Problem details: Return all the entries exactly, keeping pictures out.

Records
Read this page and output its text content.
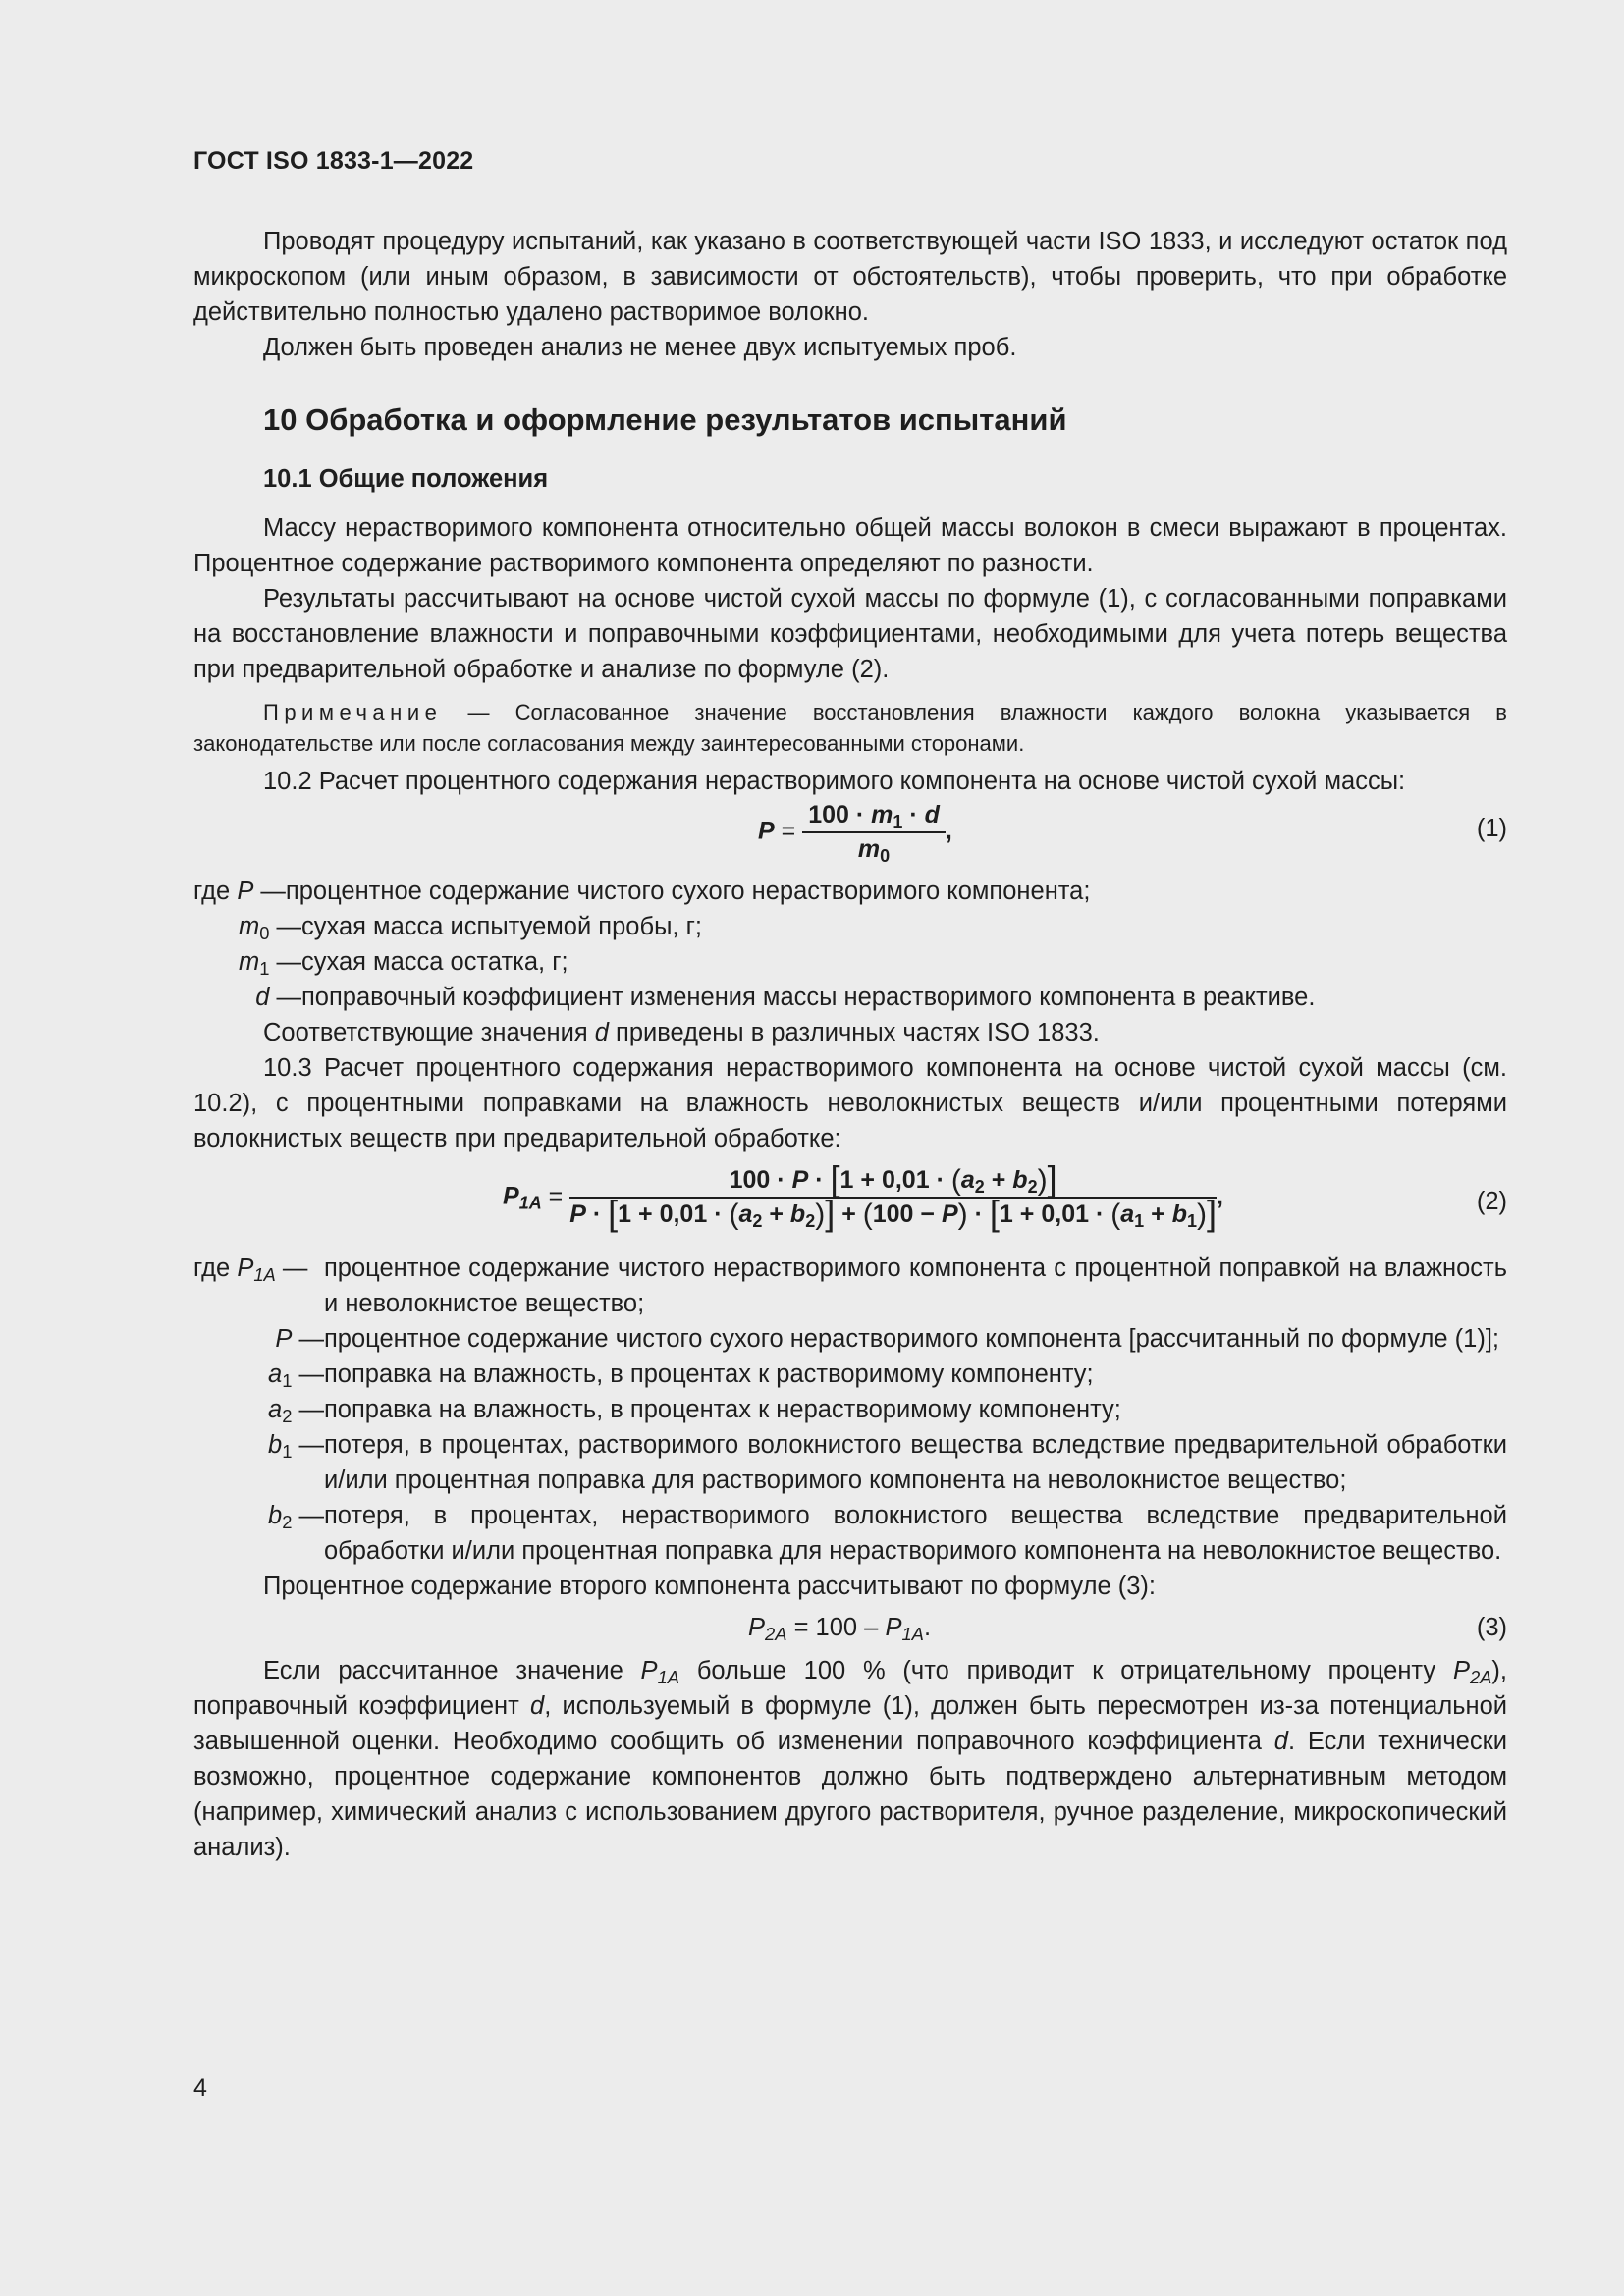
ГОСТ ISO 1833-1—2022

Проводят процедуру испытаний, как указано в соответствующей части ISO 1833, и исследуют остаток под микроскопом (или иным образом, в зависимости от обстоятельств), чтобы проверить, что при обработке действительно полностью удалено растворимое волокно.

Должен быть проведен анализ не менее двух испытуемых проб.

10 Обработка и оформление результатов испытаний
10.1 Общие положения

Массу нерастворимого компонента относительно общей массы волокон в смеси выражают в процентах. Процентное содержание растворимого компонента определяют по разности.

Результаты рассчитывают на основе чистой сухой массы по формуле (1), с согласованными поправками на восстановление влажности и поправочными коэффициентами, необходимыми для учета потерь вещества при предварительной обработке и анализе по формуле (2).

Примечание — Согласованное значение восстановления влажности каждого волокна указывается в законодательстве или после согласования между заинтересованными сторонами.

10.2 Расчет процентного содержания нерастворимого компонента на основе чистой сухой массы:

$P = \frac{100 \cdot m_1 \cdot d}{m_0}$ ,	(1)
где P — процентное содержание чистого сухого нерастворимого компонента;
$m_0$ — сухая масса испытуемой пробы, г;
$m_1$ — сухая масса остатка, г;
d — поправочный коэффициент изменения массы нерастворимого компонента в реактиве.

Соответствующие значения d приведены в различных частях ISO 1833.

10.3 Расчет процентного содержания нерастворимого компонента на основе чистой сухой массы (см. 10.2), с процентными поправками на влажность неволокнистых веществ и/или процентными потерями волокнистых веществ при предварительной обработке:

$P_{1A}$ =
$100 \cdot P \cdot [1 + 0,01 \cdot (a_2 + b_2)]$
$P \cdot [1 + 0,01 \cdot (a_2 + b_2)] + (100 - P) \cdot [1 + 0,01 \cdot (a_1 + b_1)]$ ,	(2)
где $P_{1A}$ — процентное содержание чистого нерастворимого компонента с процентной поправкой на влажность и неволокнистое вещество;
P — процентное содержание чистого сухого нерастворимого компонента [рассчитанный по формуле (1)];
$a_1$ — поправка на влажность, в процентах к растворимому компоненту;
$a_2$ — поправка на влажность, в процентах к нерастворимому компоненту;
$b_1$ — потеря, в процентах, растворимого волокнистого вещества вследствие предварительной обработки и/или процентная поправка для растворимого компонента на неволокнистое вещество;
$b_2$ — потеря, в процентах, нерастворимого волокнистого вещества вследствие предварительной обработки и/или процентная поправка для нерастворимого компонента на неволокнистое вещество.

Процентное содержание второго компонента рассчитывают по формуле (3):

$P_{2A} = 100 - P_{1A}$.	(3)

Если рассчитанное значение $P_{1A}$ больше 100 % (что приводит к отрицательному проценту $P_{2A}$), поправочный коэффициент d, используемый в формуле (1), должен быть пересмотрен из-за потенциальной завышенной оценки. Необходимо сообщить об изменении поправочного коэффициента d. Если технически возможно, процентное содержание компонентов должно быть подтверждено альтернативным методом (например, химический анализ с использованием другого растворителя, ручное разделение, микроскопический анализ).

4
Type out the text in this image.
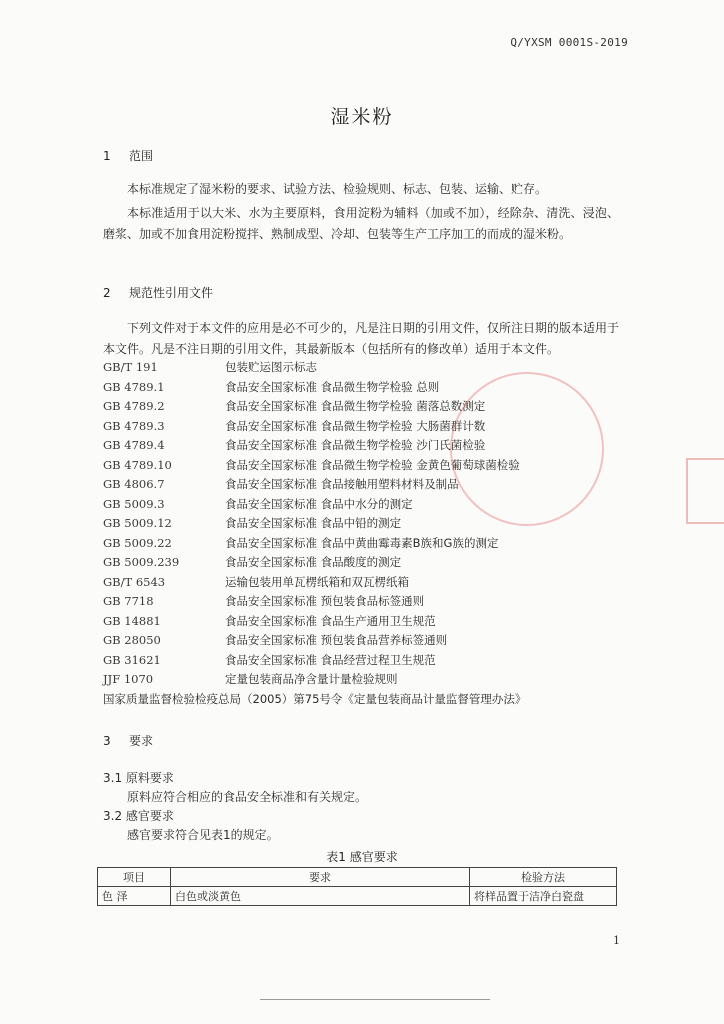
Q/YXSM 0001S-2019
湿米粉
1 范围
本标准规定了湿米粉的要求、试验方法、检验规则、标志、包装、运输、贮存。
本标准适用于以大米、水为主要原料，食用淀粉为辅料（加或不加），经除杂、清洗、浸泡、磨浆、加或不加食用淀粉搅拌、熟制成型、冷却、包装等生产工序加工的而成的湿米粉。
2 规范性引用文件
下列文件对于本文件的应用是必不可少的，凡是注日期的引用文件，仅所注日期的版本适用于本文件。凡是不注日期的引用文件，其最新版本（包括所有的修改单）适用于本文件。
GB/T 191	包装贮运图示标志
GB 4789.1	食品安全国家标准 食品微生物学检验 总则
GB 4789.2	食品安全国家标准 食品微生物学检验 菌落总数测定
GB 4789.3	食品安全国家标准 食品微生物学检验 大肠菌群计数
GB 4789.4	食品安全国家标准 食品微生物学检验 沙门氏菌检验
GB 4789.10	食品安全国家标准 食品微生物学检验 金黄色葡萄球菌检验
GB 4806.7	食品安全国家标准 食品接触用塑料材料及制品
GB 5009.3	食品安全国家标准 食品中水分的测定
GB 5009.12	食品安全国家标准 食品中铅的测定
GB 5009.22	食品安全国家标准 食品中黄曲霉毒素B族和G族的测定
GB 5009.239	食品安全国家标准 食品酸度的测定
GB/T 6543	运输包装用单瓦楞纸箱和双瓦楞纸箱
GB 7718	食品安全国家标准 预包装食品标签通则
GB 14881	食品安全国家标准 食品生产通用卫生规范
GB 28050	食品安全国家标准 预包装食品营养标签通则
GB 31621	食品安全国家标准 食品经营过程卫生规范
JJF 1070	定量包装商品净含量计量检验规则
国家质量监督检验检疫总局（2005）第75号令《定量包装商品计量监督管理办法》
3 要求
3.1 原料要求
原料应符合相应的食品安全标准和有关规定。
3.2 感官要求
感官要求符合见表1的规定。
表1 感官要求
项目	要求	检验方法
色 泽	白色或淡黄色	将样品置于洁净白瓷盘
1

Exercise result:
Read this page and output its text content.
ГОСТ ISO 1833-1—2022

Проводят процедуру испытаний, как указано в соответствующей части ISO 1833, и исследуют остаток под микроскопом (или иным образом, в зависимости от обстоятельств), чтобы проверить, что при обработке действительно полностью удалено растворимое волокно.

Должен быть проведен анализ не менее двух испытуемых проб.

10 Обработка и оформление результатов испытаний
10.1 Общие положения

Массу нерастворимого компонента относительно общей массы волокон в смеси выражают в процентах. Процентное содержание растворимого компонента определяют по разности.

Результаты рассчитывают на основе чистой сухой массы по формуле (1), с согласованными поправками на восстановление влажности и поправочными коэффициентами, необходимыми для учета потерь вещества при предварительной обработке и анализе по формуле (2).

Примечание — Согласованное значение восстановления влажности каждого волокна указывается в законодательстве или после согласования между заинтересованными сторонами.

10.2 Расчет процентного содержания нерастворимого компонента на основе чистой сухой массы:

$P = \frac{100 \cdot m_1 \cdot d}{m_0}$ ,	(1)
где P — процентное содержание чистого сухого нерастворимого компонента;
$m_0$ — сухая масса испытуемой пробы, г;
$m_1$ — сухая масса остатка, г;
d — поправочный коэффициент изменения массы нерастворимого компонента в реактиве.

Соответствующие значения d приведены в различных частях ISO 1833.

10.3 Расчет процентного содержания нерастворимого компонента на основе чистой сухой массы (см. 10.2), с процентными поправками на влажность неволокнистых веществ и/или процентными потерями волокнистых веществ при предварительной обработке:

$P_{1A}$ =
$100 \cdot P \cdot [1 + 0,01 \cdot (a_2 + b_2)]$
$P \cdot [1 + 0,01 \cdot (a_2 + b_2)] + (100 - P) \cdot [1 + 0,01 \cdot (a_1 + b_1)]$ ,	(2)
где $P_{1A}$ — процентное содержание чистого нерастворимого компонента с процентной поправкой на влажность и неволокнистое вещество;
P — процентное содержание чистого сухого нерастворимого компонента [рассчитанный по формуле (1)];
$a_1$ — поправка на влажность, в процентах к растворимому компоненту;
$a_2$ — поправка на влажность, в процентах к нерастворимому компоненту;
$b_1$ — потеря, в процентах, растворимого волокнистого вещества вследствие предварительной обработки и/или процентная поправка для растворимого компонента на неволокнистое вещество;
$b_2$ — потеря, в процентах, нерастворимого волокнистого вещества вследствие предварительной обработки и/или процентная поправка для нерастворимого компонента на неволокнистое вещество.

Процентное содержание второго компонента рассчитывают по формуле (3):

$P_{2A} = 100 - P_{1A}$.	(3)

Если рассчитанное значение $P_{1A}$ больше 100 % (что приводит к отрицательному проценту $P_{2A}$), поправочный коэффициент d, используемый в формуле (1), должен быть пересмотрен из-за потенциальной завышенной оценки. Необходимо сообщить об изменении поправочного коэффициента d. Если технически возможно, процентное содержание компонентов должно быть подтверждено альтернативным методом (например, химический анализ с использованием другого растворителя, ручное разделение, микроскопический анализ).

4
Type out the text in this image.
Q/YXSM 0001S-2019
湿米粉
1 范围
本标准规定了湿米粉的要求、试验方法、检验规则、标志、包装、运输、贮存。
本标准适用于以大米、水为主要原料，食用淀粉为辅料（加或不加），经除杂、清洗、浸泡、磨浆、加或不加食用淀粉搅拌、熟制成型、冷却、包装等生产工序加工的而成的湿米粉。
2 规范性引用文件
下列文件对于本文件的应用是必不可少的，凡是注日期的引用文件，仅所注日期的版本适用于本文件。凡是不注日期的引用文件，其最新版本（包括所有的修改单）适用于本文件。
GB/T 191	包装贮运图示标志
GB 4789.1	食品安全国家标准 食品微生物学检验 总则
GB 4789.2	食品安全国家标准 食品微生物学检验 菌落总数测定
GB 4789.3	食品安全国家标准 食品微生物学检验 大肠菌群计数
GB 4789.4	食品安全国家标准 食品微生物学检验 沙门氏菌检验
GB 4789.10	食品安全国家标准 食品微生物学检验 金黄色葡萄球菌检验
GB 4806.7	食品安全国家标准 食品接触用塑料材料及制品
GB 5009.3	食品安全国家标准 食品中水分的测定
GB 5009.12	食品安全国家标准 食品中铅的测定
GB 5009.22	食品安全国家标准 食品中黄曲霉毒素B族和G族的测定
GB 5009.239	食品安全国家标准 食品酸度的测定
GB/T 6543	运输包装用单瓦楞纸箱和双瓦楞纸箱
GB 7718	食品安全国家标准 预包装食品标签通则
GB 14881	食品安全国家标准 食品生产通用卫生规范
GB 28050	食品安全国家标准 预包装食品营养标签通则
GB 31621	食品安全国家标准 食品经营过程卫生规范
JJF 1070	定量包装商品净含量计量检验规则
国家质量监督检验检疫总局（2005）第75号令《定量包装商品计量监督管理办法》
3 要求
3.1 原料要求
原料应符合相应的食品安全标准和有关规定。
3.2 感官要求
感官要求符合见表1的规定。
表1 感官要求
项目	要求	检验方法
色 泽	白色或淡黄色	将样品置于洁净白瓷盘
1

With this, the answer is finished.